:: GOAL ::
Reproduce every item below verbatim, line by line, with no changes.

### EXTRACTED INFORMATION ###

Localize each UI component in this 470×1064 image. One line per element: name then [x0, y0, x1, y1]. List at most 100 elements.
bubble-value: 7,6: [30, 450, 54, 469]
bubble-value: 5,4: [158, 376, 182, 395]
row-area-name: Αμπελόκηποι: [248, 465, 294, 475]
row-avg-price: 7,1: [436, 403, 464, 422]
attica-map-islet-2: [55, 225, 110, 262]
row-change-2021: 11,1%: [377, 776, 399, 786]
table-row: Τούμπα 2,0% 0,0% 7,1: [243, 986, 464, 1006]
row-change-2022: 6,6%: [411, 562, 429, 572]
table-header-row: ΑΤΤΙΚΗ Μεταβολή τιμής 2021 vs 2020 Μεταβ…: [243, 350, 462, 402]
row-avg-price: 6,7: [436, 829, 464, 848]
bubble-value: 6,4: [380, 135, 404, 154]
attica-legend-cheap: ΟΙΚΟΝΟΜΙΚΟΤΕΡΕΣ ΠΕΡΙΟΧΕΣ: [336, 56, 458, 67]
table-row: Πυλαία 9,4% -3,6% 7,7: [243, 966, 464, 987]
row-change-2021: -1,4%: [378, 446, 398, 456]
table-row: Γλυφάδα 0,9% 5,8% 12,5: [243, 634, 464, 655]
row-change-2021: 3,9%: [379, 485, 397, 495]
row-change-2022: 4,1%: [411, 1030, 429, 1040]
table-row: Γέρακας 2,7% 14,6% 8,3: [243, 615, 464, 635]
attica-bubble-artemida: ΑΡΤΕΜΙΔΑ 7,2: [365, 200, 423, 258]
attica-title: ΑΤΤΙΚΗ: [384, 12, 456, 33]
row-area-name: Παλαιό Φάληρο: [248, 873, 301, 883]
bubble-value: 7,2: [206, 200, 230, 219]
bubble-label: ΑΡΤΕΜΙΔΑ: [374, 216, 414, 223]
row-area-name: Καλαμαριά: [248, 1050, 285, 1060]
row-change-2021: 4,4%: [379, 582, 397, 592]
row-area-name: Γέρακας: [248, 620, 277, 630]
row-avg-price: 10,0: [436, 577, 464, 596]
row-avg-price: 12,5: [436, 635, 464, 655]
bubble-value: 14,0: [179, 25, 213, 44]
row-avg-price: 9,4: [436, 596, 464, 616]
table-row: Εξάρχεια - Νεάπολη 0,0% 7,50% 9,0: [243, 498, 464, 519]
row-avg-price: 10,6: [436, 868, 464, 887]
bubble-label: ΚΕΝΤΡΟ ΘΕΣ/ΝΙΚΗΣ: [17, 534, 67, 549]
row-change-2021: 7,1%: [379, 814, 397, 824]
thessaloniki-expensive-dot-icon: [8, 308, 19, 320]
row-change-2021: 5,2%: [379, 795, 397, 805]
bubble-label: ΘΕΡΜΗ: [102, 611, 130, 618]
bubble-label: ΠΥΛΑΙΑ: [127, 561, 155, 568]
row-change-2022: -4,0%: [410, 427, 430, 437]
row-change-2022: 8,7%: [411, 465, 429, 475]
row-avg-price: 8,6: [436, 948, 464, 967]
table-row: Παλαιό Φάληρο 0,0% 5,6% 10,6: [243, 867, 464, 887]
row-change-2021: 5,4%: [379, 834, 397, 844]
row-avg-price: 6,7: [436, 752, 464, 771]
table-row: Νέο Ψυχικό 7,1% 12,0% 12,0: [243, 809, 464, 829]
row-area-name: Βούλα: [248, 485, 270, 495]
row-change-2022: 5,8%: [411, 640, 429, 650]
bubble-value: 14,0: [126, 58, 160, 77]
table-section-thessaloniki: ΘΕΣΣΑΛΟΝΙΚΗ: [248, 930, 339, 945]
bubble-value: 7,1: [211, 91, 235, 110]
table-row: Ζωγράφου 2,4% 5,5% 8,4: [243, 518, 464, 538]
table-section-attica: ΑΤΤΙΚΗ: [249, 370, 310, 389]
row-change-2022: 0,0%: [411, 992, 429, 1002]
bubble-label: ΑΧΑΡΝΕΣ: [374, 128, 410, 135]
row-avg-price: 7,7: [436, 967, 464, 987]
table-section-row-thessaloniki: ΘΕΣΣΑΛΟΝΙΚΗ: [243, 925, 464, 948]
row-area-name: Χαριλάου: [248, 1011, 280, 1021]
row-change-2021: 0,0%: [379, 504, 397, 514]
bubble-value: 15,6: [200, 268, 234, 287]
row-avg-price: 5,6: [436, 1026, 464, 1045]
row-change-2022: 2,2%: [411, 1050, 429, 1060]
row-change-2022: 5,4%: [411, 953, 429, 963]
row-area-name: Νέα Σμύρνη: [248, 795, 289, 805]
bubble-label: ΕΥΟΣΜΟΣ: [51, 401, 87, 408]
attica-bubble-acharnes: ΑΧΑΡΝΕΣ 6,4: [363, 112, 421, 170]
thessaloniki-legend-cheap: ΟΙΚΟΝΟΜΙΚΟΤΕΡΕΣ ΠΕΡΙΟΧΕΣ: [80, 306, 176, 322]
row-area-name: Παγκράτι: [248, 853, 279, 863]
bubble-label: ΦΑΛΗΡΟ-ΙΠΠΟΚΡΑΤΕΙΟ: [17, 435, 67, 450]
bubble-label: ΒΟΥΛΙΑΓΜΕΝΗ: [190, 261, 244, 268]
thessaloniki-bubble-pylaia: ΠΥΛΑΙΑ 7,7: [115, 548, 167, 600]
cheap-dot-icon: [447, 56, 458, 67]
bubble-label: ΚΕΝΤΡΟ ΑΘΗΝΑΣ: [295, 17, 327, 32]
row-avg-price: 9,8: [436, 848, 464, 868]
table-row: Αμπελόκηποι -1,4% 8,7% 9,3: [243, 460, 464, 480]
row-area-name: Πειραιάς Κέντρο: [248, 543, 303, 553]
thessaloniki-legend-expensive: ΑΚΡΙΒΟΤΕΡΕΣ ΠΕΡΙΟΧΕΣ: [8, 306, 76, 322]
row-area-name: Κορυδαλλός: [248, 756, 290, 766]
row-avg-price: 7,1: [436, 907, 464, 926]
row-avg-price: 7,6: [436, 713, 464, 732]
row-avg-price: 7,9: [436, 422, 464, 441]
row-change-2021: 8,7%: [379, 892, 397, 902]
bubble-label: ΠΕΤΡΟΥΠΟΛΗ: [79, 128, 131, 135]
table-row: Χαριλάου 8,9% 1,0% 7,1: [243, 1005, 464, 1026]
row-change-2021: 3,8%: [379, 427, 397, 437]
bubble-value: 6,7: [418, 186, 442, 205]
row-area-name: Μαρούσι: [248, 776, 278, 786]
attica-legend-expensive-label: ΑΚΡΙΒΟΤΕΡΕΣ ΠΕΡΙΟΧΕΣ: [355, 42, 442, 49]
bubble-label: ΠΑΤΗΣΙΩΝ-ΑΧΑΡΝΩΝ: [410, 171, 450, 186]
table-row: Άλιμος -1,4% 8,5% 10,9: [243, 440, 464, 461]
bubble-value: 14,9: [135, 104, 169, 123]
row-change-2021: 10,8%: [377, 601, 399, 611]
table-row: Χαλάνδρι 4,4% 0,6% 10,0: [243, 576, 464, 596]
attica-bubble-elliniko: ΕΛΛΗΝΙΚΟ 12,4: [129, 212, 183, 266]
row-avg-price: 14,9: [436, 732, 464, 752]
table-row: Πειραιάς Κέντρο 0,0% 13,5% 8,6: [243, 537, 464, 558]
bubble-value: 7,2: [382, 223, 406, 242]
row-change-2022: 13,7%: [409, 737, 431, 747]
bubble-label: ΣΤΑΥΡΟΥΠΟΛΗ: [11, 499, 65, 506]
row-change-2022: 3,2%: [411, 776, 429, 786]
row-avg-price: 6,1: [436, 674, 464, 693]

###

:: THE REPLY ::
Localize each UI component in this 470×1064 image. One line per element: name then [x0, y0, x1, y1]. List at most 100 elements.
bubble-value: 7,6: [30, 450, 54, 469]
bubble-value: 5,4: [158, 376, 182, 395]
row-area-name: Αμπελόκηποι: [248, 465, 294, 475]
row-avg-price: 7,1: [436, 403, 464, 422]
attica-map-islet-2: [55, 225, 110, 262]
row-change-2021: 11,1%: [377, 776, 399, 786]
table-row: Τούμπα 2,0% 0,0% 7,1: [243, 986, 464, 1006]
row-change-2022: 6,6%: [411, 562, 429, 572]
table-header-row: ΑΤΤΙΚΗ Μεταβολή τιμής 2021 vs 2020 Μεταβ…: [243, 350, 462, 402]
row-avg-price: 6,7: [436, 829, 464, 848]
bubble-value: 6,4: [380, 135, 404, 154]
attica-legend-cheap: ΟΙΚΟΝΟΜΙΚΟΤΕΡΕΣ ΠΕΡΙΟΧΕΣ: [336, 56, 458, 67]
table-row: Πυλαία 9,4% -3,6% 7,7: [243, 966, 464, 987]
row-change-2021: -1,4%: [378, 446, 398, 456]
table-row: Γλυφάδα 0,9% 5,8% 12,5: [243, 634, 464, 655]
row-change-2021: 3,9%: [379, 485, 397, 495]
row-change-2022: 4,1%: [411, 1030, 429, 1040]
table-row: Γέρακας 2,7% 14,6% 8,3: [243, 615, 464, 635]
attica-bubble-artemida: ΑΡΤΕΜΙΔΑ 7,2: [365, 200, 423, 258]
attica-title: ΑΤΤΙΚΗ: [384, 12, 456, 33]
row-area-name: Παλαιό Φάληρο: [248, 873, 301, 883]
bubble-value: 7,2: [206, 200, 230, 219]
bubble-label: ΑΡΤΕΜΙΔΑ: [374, 216, 414, 223]
row-area-name: Καλαμαριά: [248, 1050, 285, 1060]
row-change-2021: 4,4%: [379, 582, 397, 592]
row-area-name: Γέρακας: [248, 620, 277, 630]
row-avg-price: 10,0: [436, 577, 464, 596]
row-avg-price: 12,5: [436, 635, 464, 655]
bubble-value: 14,0: [179, 25, 213, 44]
row-avg-price: 9,4: [436, 596, 464, 616]
table-row: Εξάρχεια - Νεάπολη 0,0% 7,50% 9,0: [243, 498, 464, 519]
row-avg-price: 10,6: [436, 868, 464, 887]
bubble-label: ΚΕΝΤΡΟ ΘΕΣ/ΝΙΚΗΣ: [17, 534, 67, 549]
row-change-2021: 7,1%: [379, 814, 397, 824]
thessaloniki-expensive-dot-icon: [8, 308, 19, 320]
row-change-2021: 5,2%: [379, 795, 397, 805]
bubble-label: ΘΕΡΜΗ: [102, 611, 130, 618]
bubble-label: ΠΥΛΑΙΑ: [127, 561, 155, 568]
row-change-2022: -4,0%: [410, 427, 430, 437]
row-change-2022: 8,7%: [411, 465, 429, 475]
row-avg-price: 8,6: [436, 948, 464, 967]
table-row: Παλαιό Φάληρο 0,0% 5,6% 10,6: [243, 867, 464, 887]
row-change-2021: 5,4%: [379, 834, 397, 844]
row-avg-price: 6,7: [436, 752, 464, 771]
table-row: Νέο Ψυχικό 7,1% 12,0% 12,0: [243, 809, 464, 829]
row-area-name: Βούλα: [248, 485, 270, 495]
row-change-2022: 5,8%: [411, 640, 429, 650]
bubble-value: 14,0: [126, 58, 160, 77]
table-section-thessaloniki: ΘΕΣΣΑΛΟΝΙΚΗ: [248, 930, 339, 945]
bubble-value: 7,1: [211, 91, 235, 110]
table-row: Ζωγράφου 2,4% 5,5% 8,4: [243, 518, 464, 538]
table-section-attica: ΑΤΤΙΚΗ: [249, 370, 310, 389]
row-change-2022: 0,0%: [411, 992, 429, 1002]
bubble-label: ΑΧΑΡΝΕΣ: [374, 128, 410, 135]
row-avg-price: 7,7: [436, 967, 464, 987]
table-section-row-thessaloniki: ΘΕΣΣΑΛΟΝΙΚΗ: [243, 925, 464, 948]
row-area-name: Χαριλάου: [248, 1011, 280, 1021]
row-change-2021: 0,0%: [379, 504, 397, 514]
bubble-value: 15,6: [200, 268, 234, 287]
row-avg-price: 5,6: [436, 1026, 464, 1045]
row-change-2022: 2,2%: [411, 1050, 429, 1060]
row-change-2022: 5,4%: [411, 953, 429, 963]
row-area-name: Νέα Σμύρνη: [248, 795, 289, 805]
bubble-label: ΕΥΟΣΜΟΣ: [51, 401, 87, 408]
attica-bubble-acharnes: ΑΧΑΡΝΕΣ 6,4: [363, 112, 421, 170]
thessaloniki-legend-cheap: ΟΙΚΟΝΟΜΙΚΟΤΕΡΕΣ ΠΕΡΙΟΧΕΣ: [80, 306, 176, 322]
row-area-name: Παγκράτι: [248, 853, 279, 863]
bubble-label: ΦΑΛΗΡΟ-ΙΠΠΟΚΡΑΤΕΙΟ: [17, 435, 67, 450]
bubble-label: ΒΟΥΛΙΑΓΜΕΝΗ: [190, 261, 244, 268]
thessaloniki-bubble-pylaia: ΠΥΛΑΙΑ 7,7: [115, 548, 167, 600]
cheap-dot-icon: [447, 56, 458, 67]
bubble-label: ΚΕΝΤΡΟ ΑΘΗΝΑΣ: [295, 17, 327, 32]
row-avg-price: 9,8: [436, 848, 464, 868]
table-row: Αμπελόκηποι -1,4% 8,7% 9,3: [243, 460, 464, 480]
row-area-name: Πειραιάς Κέντρο: [248, 543, 303, 553]
thessaloniki-legend-expensive: ΑΚΡΙΒΟΤΕΡΕΣ ΠΕΡΙΟΧΕΣ: [8, 306, 76, 322]
row-area-name: Κορυδαλλός: [248, 756, 290, 766]
row-avg-price: 7,1: [436, 907, 464, 926]
row-avg-price: 7,6: [436, 713, 464, 732]
row-avg-price: 7,9: [436, 422, 464, 441]
row-change-2021: 8,7%: [379, 892, 397, 902]
bubble-label: ΠΕΤΡΟΥΠΟΛΗ: [79, 128, 131, 135]
table-row: Χαριλάου 8,9% 1,0% 7,1: [243, 1005, 464, 1026]
row-change-2021: 3,8%: [379, 427, 397, 437]
bubble-value: 6,7: [418, 186, 442, 205]
row-area-name: Μαρούσι: [248, 776, 278, 786]
attica-legend-expensive-label: ΑΚΡΙΒΟΤΕΡΕΣ ΠΕΡΙΟΧΕΣ: [355, 42, 442, 49]
bubble-label: ΠΑΤΗΣΙΩΝ-ΑΧΑΡΝΩΝ: [410, 171, 450, 186]
table-row: Άλιμος -1,4% 8,5% 10,9: [243, 440, 464, 461]
bubble-value: 14,9: [135, 104, 169, 123]
row-change-2021: 10,8%: [377, 601, 399, 611]
table-row: Χαλάνδρι 4,4% 0,6% 10,0: [243, 576, 464, 596]
attica-bubble-elliniko: ΕΛΛΗΝΙΚΟ 12,4: [129, 212, 183, 266]
row-avg-price: 14,9: [436, 732, 464, 752]
table-row: Πειραιάς Κέντρο 0,0% 13,5% 8,6: [243, 537, 464, 558]
bubble-value: 7,2: [382, 223, 406, 242]
row-change-2022: 13,7%: [409, 737, 431, 747]
bubble-label: ΣΤΑΥΡΟΥΠΟΛΗ: [11, 499, 65, 506]
row-change-2022: 3,2%: [411, 776, 429, 786]
row-avg-price: 6,1: [436, 674, 464, 693]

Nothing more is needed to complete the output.